● REQUIREMENTS
From the listing below, pull out the lines that hold "Code".

* * * * * * *

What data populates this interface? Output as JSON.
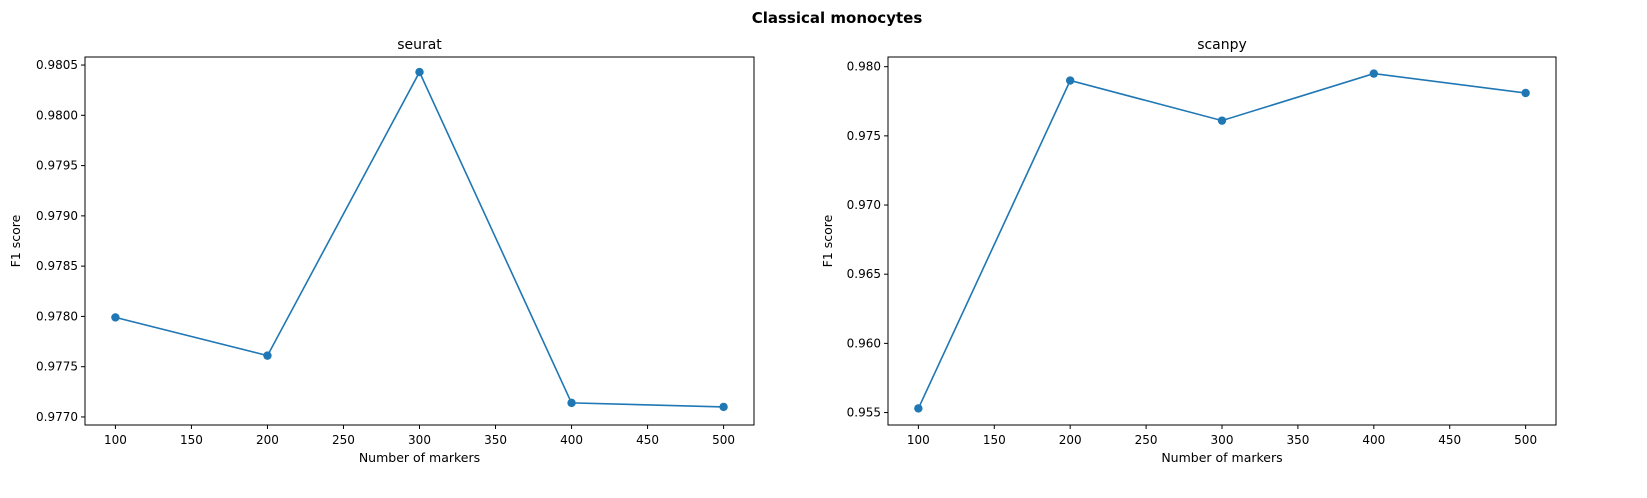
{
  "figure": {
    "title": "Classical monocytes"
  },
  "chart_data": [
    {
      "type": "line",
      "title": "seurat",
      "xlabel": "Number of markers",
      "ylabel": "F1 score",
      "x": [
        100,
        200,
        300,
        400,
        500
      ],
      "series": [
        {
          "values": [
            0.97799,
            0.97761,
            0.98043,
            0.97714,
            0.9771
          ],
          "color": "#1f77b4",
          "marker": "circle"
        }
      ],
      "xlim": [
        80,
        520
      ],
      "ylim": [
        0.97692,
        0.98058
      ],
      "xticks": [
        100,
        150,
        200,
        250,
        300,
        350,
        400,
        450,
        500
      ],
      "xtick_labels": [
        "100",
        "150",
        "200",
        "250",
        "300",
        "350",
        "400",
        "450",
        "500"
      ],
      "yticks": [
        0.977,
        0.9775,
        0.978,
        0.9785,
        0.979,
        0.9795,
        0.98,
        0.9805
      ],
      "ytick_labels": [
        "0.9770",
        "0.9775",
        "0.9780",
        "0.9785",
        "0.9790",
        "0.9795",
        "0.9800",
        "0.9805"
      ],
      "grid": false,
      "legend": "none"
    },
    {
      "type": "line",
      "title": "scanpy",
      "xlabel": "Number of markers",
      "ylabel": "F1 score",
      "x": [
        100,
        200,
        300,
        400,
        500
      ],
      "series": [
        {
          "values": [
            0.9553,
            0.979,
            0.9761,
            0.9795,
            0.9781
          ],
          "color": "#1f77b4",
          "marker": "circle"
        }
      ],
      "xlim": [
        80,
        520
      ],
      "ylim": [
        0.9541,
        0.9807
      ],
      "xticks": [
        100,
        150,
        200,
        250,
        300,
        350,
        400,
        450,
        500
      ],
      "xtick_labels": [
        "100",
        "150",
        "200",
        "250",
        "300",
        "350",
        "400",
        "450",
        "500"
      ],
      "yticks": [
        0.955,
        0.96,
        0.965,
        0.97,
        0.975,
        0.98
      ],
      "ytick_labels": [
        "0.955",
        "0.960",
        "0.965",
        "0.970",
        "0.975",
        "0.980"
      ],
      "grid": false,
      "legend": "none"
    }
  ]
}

* * * * * * *

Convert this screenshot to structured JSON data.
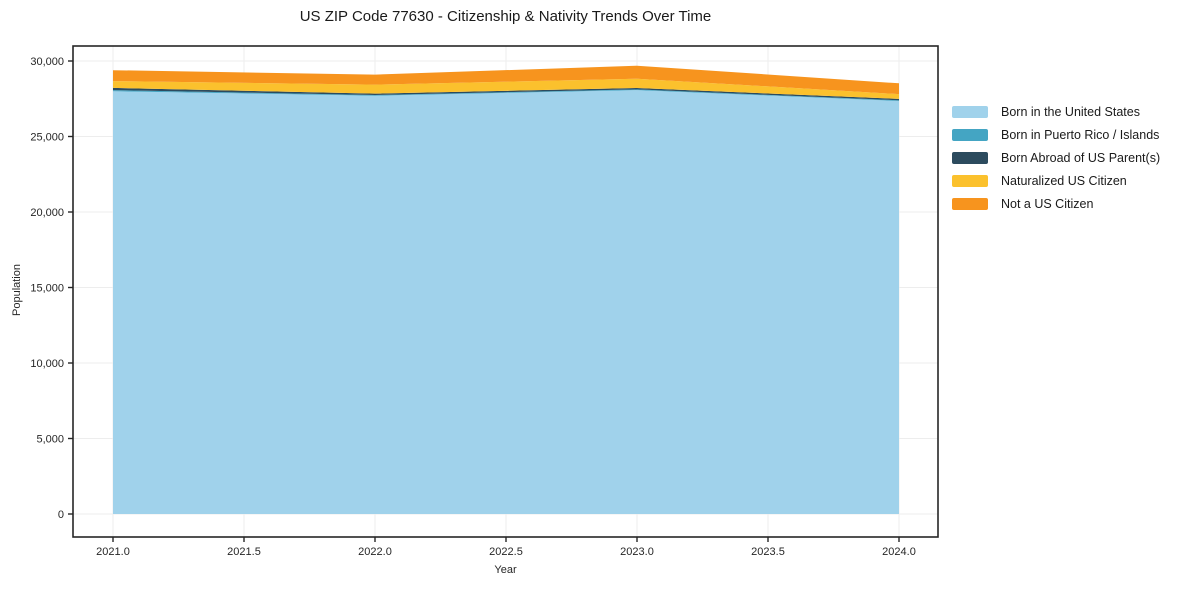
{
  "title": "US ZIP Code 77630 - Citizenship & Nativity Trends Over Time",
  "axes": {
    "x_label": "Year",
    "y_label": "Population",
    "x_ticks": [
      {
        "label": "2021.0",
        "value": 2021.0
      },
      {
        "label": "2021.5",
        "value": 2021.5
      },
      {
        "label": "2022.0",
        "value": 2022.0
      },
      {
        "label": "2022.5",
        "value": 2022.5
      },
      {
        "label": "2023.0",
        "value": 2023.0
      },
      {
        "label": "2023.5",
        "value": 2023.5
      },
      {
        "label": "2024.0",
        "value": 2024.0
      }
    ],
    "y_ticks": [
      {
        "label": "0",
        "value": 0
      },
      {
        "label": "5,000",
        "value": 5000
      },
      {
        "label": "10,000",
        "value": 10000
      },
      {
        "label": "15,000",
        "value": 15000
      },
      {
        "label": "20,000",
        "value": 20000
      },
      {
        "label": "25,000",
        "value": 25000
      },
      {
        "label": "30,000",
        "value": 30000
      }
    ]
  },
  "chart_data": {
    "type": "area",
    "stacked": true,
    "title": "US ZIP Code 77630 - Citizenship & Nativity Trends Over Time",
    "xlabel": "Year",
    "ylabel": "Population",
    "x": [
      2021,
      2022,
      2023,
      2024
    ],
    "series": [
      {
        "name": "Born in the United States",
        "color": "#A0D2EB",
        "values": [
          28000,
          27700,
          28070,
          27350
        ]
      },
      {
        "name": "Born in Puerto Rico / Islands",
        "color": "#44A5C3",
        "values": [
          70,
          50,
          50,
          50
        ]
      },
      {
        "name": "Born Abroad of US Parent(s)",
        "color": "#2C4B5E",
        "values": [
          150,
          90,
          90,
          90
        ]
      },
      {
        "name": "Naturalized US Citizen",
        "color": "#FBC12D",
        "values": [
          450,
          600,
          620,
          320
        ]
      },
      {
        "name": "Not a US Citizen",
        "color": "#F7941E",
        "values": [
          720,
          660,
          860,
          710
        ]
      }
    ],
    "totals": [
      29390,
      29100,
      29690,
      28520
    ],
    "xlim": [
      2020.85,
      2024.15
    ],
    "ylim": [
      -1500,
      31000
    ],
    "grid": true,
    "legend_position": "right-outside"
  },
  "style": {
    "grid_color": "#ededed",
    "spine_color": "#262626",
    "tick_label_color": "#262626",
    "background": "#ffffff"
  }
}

* * * * * * *

● SOLVED EXERCISE
  "title": "US ZIP Code 77630 - Citizenship & Nativity Trends Over Time",
    "title": "US ZIP Code 77630 - Citizenship & Nativity Trends Over Time",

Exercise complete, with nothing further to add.